++++ Data shown ++++

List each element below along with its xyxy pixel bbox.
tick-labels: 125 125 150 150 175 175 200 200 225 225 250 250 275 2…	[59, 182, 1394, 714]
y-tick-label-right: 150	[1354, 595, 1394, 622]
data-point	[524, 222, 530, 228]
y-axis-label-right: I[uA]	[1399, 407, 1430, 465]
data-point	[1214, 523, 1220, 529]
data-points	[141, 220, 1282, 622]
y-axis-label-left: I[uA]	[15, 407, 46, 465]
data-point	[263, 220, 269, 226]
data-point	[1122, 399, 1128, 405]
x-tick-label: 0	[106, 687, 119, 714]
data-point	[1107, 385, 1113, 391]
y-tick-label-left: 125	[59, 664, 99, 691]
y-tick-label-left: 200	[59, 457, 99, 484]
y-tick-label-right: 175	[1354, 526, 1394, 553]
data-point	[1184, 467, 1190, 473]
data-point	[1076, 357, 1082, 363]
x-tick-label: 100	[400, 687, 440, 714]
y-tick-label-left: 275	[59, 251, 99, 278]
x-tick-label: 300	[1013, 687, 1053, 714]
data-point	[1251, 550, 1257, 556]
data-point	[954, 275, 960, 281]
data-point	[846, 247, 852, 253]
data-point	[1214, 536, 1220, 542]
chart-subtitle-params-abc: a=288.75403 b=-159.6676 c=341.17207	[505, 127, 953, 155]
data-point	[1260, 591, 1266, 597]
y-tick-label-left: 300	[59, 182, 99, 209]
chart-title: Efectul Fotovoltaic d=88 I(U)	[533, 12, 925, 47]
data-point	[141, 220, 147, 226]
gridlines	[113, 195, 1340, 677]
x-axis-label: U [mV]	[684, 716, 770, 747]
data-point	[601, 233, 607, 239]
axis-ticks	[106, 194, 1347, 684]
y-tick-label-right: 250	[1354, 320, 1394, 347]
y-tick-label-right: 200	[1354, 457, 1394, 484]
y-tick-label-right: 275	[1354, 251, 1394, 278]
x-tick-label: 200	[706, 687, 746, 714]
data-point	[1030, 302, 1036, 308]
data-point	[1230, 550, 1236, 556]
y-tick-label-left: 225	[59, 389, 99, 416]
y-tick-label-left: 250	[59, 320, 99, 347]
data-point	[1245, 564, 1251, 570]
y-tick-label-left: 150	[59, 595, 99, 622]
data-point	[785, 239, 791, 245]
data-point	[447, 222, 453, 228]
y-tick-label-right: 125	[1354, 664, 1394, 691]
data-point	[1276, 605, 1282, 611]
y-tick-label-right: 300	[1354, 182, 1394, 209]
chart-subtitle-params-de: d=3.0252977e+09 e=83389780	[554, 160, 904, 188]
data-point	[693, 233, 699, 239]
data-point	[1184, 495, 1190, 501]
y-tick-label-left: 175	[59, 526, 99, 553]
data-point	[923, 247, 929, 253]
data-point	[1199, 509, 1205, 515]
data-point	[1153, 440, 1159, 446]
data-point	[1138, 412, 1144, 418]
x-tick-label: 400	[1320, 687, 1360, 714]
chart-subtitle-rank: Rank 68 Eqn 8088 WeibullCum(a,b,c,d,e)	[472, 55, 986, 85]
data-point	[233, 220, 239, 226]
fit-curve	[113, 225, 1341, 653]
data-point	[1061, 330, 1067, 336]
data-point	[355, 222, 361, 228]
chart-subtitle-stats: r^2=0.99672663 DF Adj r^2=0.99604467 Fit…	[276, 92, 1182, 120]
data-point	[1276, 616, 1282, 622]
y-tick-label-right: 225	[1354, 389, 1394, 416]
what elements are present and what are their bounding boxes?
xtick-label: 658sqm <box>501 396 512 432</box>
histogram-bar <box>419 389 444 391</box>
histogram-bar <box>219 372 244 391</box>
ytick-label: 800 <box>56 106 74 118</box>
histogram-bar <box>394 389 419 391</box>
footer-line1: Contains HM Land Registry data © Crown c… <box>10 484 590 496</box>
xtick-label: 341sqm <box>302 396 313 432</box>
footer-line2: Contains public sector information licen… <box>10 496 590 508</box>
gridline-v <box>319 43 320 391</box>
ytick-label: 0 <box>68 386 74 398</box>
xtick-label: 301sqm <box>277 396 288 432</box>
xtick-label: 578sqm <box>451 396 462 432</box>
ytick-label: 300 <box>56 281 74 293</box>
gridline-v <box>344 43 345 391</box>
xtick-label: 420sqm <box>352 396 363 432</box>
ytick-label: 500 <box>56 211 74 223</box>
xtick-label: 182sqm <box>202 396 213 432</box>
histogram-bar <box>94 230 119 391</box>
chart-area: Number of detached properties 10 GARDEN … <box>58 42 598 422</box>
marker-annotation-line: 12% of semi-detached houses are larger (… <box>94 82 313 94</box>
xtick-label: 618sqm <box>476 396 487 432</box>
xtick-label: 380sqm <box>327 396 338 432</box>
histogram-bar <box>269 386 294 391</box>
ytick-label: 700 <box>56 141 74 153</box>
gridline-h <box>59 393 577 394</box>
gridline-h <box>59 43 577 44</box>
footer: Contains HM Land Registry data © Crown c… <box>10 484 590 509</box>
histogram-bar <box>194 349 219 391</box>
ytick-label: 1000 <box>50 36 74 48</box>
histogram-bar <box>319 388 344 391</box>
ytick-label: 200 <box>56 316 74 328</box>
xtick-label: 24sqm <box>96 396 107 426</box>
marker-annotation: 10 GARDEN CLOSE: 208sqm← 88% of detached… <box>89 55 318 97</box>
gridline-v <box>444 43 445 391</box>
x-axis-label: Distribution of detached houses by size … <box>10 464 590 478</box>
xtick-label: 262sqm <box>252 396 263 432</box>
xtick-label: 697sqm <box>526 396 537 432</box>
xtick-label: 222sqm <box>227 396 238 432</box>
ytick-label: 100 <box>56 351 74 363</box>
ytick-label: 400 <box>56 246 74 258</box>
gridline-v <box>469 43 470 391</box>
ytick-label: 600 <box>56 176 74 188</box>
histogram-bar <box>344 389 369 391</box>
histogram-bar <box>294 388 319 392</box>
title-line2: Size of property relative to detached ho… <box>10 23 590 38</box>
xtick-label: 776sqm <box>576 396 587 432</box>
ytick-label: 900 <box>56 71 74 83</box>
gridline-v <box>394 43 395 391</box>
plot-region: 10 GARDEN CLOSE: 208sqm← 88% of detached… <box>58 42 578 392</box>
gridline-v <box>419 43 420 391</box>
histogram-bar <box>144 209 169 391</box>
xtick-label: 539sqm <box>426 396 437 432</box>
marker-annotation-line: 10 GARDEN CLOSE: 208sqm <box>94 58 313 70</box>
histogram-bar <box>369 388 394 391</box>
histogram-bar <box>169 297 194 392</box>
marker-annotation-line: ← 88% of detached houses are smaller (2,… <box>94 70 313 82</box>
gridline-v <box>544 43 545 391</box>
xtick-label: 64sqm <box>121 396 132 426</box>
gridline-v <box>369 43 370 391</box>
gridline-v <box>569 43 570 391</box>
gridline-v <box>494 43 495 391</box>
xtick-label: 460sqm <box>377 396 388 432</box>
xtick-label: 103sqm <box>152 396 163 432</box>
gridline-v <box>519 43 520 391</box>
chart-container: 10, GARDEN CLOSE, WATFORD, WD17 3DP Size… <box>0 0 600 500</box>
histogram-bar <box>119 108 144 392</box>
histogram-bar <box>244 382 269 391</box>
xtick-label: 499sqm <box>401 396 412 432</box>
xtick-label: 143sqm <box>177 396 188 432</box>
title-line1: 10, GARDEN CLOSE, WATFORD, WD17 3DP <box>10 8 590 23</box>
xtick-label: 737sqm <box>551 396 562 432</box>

++++

Copy all of the records above word for word.

### Task output
List each element below along with its xyxy pixel bbox.
tick-labels: 125 125 150 150 175 175 200 200 225 225 250 250 275 2…	[59, 182, 1394, 714]
y-tick-label-right: 150	[1354, 595, 1394, 622]
data-point	[524, 222, 530, 228]
y-axis-label-right: I[uA]	[1399, 407, 1430, 465]
data-point	[1214, 523, 1220, 529]
data-points	[141, 220, 1282, 622]
y-axis-label-left: I[uA]	[15, 407, 46, 465]
data-point	[263, 220, 269, 226]
data-point	[1122, 399, 1128, 405]
x-tick-label: 0	[106, 687, 119, 714]
data-point	[1107, 385, 1113, 391]
y-tick-label-left: 125	[59, 664, 99, 691]
y-tick-label-left: 200	[59, 457, 99, 484]
y-tick-label-right: 175	[1354, 526, 1394, 553]
data-point	[1184, 467, 1190, 473]
data-point	[1076, 357, 1082, 363]
x-tick-label: 100	[400, 687, 440, 714]
y-tick-label-left: 275	[59, 251, 99, 278]
x-tick-label: 300	[1013, 687, 1053, 714]
data-point	[1251, 550, 1257, 556]
data-point	[954, 275, 960, 281]
data-point	[846, 247, 852, 253]
data-point	[1214, 536, 1220, 542]
chart-subtitle-params-abc: a=288.75403 b=-159.6676 c=341.17207	[505, 127, 953, 155]
data-point	[1260, 591, 1266, 597]
y-tick-label-left: 300	[59, 182, 99, 209]
chart-title: Efectul Fotovoltaic d=88 I(U)	[533, 12, 925, 47]
data-point	[141, 220, 147, 226]
gridlines	[113, 195, 1340, 677]
x-axis-label: U [mV]	[684, 716, 770, 747]
data-point	[601, 233, 607, 239]
axis-ticks	[106, 194, 1347, 684]
y-tick-label-right: 250	[1354, 320, 1394, 347]
y-tick-label-right: 200	[1354, 457, 1394, 484]
y-tick-label-right: 275	[1354, 251, 1394, 278]
x-tick-label: 200	[706, 687, 746, 714]
data-point	[1030, 302, 1036, 308]
data-point	[1230, 550, 1236, 556]
y-tick-label-left: 225	[59, 389, 99, 416]
y-tick-label-left: 250	[59, 320, 99, 347]
data-point	[1245, 564, 1251, 570]
y-tick-label-left: 150	[59, 595, 99, 622]
data-point	[785, 239, 791, 245]
data-point	[447, 222, 453, 228]
y-tick-label-right: 125	[1354, 664, 1394, 691]
data-point	[1276, 605, 1282, 611]
y-tick-label-right: 300	[1354, 182, 1394, 209]
chart-subtitle-params-de: d=3.0252977e+09 e=83389780	[554, 160, 904, 188]
data-point	[693, 233, 699, 239]
data-point	[1184, 495, 1190, 501]
y-tick-label-left: 175	[59, 526, 99, 553]
data-point	[923, 247, 929, 253]
data-point	[1199, 509, 1205, 515]
data-point	[1153, 440, 1159, 446]
data-point	[1138, 412, 1144, 418]
x-tick-label: 400	[1320, 687, 1360, 714]
chart-subtitle-rank: Rank 68 Eqn 8088 WeibullCum(a,b,c,d,e)	[472, 55, 986, 85]
data-point	[233, 220, 239, 226]
fit-curve	[113, 225, 1341, 653]
data-point	[1061, 330, 1067, 336]
data-point	[355, 222, 361, 228]
chart-subtitle-stats: r^2=0.99672663 DF Adj r^2=0.99604467 Fit…	[276, 92, 1182, 120]
data-point	[1276, 616, 1282, 622]
y-tick-label-right: 225	[1354, 389, 1394, 416]
what elements are present and what are their bounding boxes?
xtick-label: 658sqm <box>501 396 512 432</box>
histogram-bar <box>419 389 444 391</box>
histogram-bar <box>219 372 244 391</box>
ytick-label: 800 <box>56 106 74 118</box>
histogram-bar <box>394 389 419 391</box>
footer-line1: Contains HM Land Registry data © Crown c… <box>10 484 590 496</box>
xtick-label: 341sqm <box>302 396 313 432</box>
footer-line2: Contains public sector information licen… <box>10 496 590 508</box>
gridline-v <box>319 43 320 391</box>
ytick-label: 0 <box>68 386 74 398</box>
xtick-label: 301sqm <box>277 396 288 432</box>
xtick-label: 578sqm <box>451 396 462 432</box>
ytick-label: 300 <box>56 281 74 293</box>
gridline-v <box>344 43 345 391</box>
xtick-label: 420sqm <box>352 396 363 432</box>
ytick-label: 500 <box>56 211 74 223</box>
xtick-label: 182sqm <box>202 396 213 432</box>
histogram-bar <box>94 230 119 391</box>
chart-area: Number of detached properties 10 GARDEN … <box>58 42 598 422</box>
marker-annotation-line: 12% of semi-detached houses are larger (… <box>94 82 313 94</box>
xtick-label: 618sqm <box>476 396 487 432</box>
xtick-label: 380sqm <box>327 396 338 432</box>
histogram-bar <box>269 386 294 391</box>
ytick-label: 700 <box>56 141 74 153</box>
gridline-h <box>59 393 577 394</box>
gridline-h <box>59 43 577 44</box>
footer: Contains HM Land Registry data © Crown c… <box>10 484 590 509</box>
histogram-bar <box>194 349 219 391</box>
ytick-label: 1000 <box>50 36 74 48</box>
histogram-bar <box>319 388 344 391</box>
ytick-label: 200 <box>56 316 74 328</box>
xtick-label: 24sqm <box>96 396 107 426</box>
marker-annotation: 10 GARDEN CLOSE: 208sqm← 88% of detached… <box>89 55 318 97</box>
gridline-v <box>444 43 445 391</box>
x-axis-label: Distribution of detached houses by size … <box>10 464 590 478</box>
xtick-label: 262sqm <box>252 396 263 432</box>
xtick-label: 697sqm <box>526 396 537 432</box>
xtick-label: 222sqm <box>227 396 238 432</box>
ytick-label: 100 <box>56 351 74 363</box>
ytick-label: 400 <box>56 246 74 258</box>
gridline-v <box>469 43 470 391</box>
ytick-label: 600 <box>56 176 74 188</box>
histogram-bar <box>344 389 369 391</box>
histogram-bar <box>294 388 319 392</box>
title-line2: Size of property relative to detached ho… <box>10 23 590 38</box>
xtick-label: 776sqm <box>576 396 587 432</box>
ytick-label: 900 <box>56 71 74 83</box>
gridline-v <box>394 43 395 391</box>
plot-region: 10 GARDEN CLOSE: 208sqm← 88% of detached… <box>58 42 578 392</box>
gridline-v <box>419 43 420 391</box>
histogram-bar <box>144 209 169 391</box>
xtick-label: 539sqm <box>426 396 437 432</box>
marker-annotation-line: 10 GARDEN CLOSE: 208sqm <box>94 58 313 70</box>
histogram-bar <box>369 388 394 391</box>
histogram-bar <box>169 297 194 392</box>
marker-annotation-line: ← 88% of detached houses are smaller (2,… <box>94 70 313 82</box>
gridline-v <box>544 43 545 391</box>
xtick-label: 64sqm <box>121 396 132 426</box>
gridline-v <box>369 43 370 391</box>
gridline-v <box>569 43 570 391</box>
gridline-v <box>494 43 495 391</box>
xtick-label: 460sqm <box>377 396 388 432</box>
xtick-label: 103sqm <box>152 396 163 432</box>
gridline-v <box>519 43 520 391</box>
chart-container: 10, GARDEN CLOSE, WATFORD, WD17 3DP Size… <box>0 0 600 500</box>
histogram-bar <box>119 108 144 392</box>
histogram-bar <box>244 382 269 391</box>
xtick-label: 499sqm <box>401 396 412 432</box>
xtick-label: 143sqm <box>177 396 188 432</box>
title-line1: 10, GARDEN CLOSE, WATFORD, WD17 3DP <box>10 8 590 23</box>
xtick-label: 737sqm <box>551 396 562 432</box>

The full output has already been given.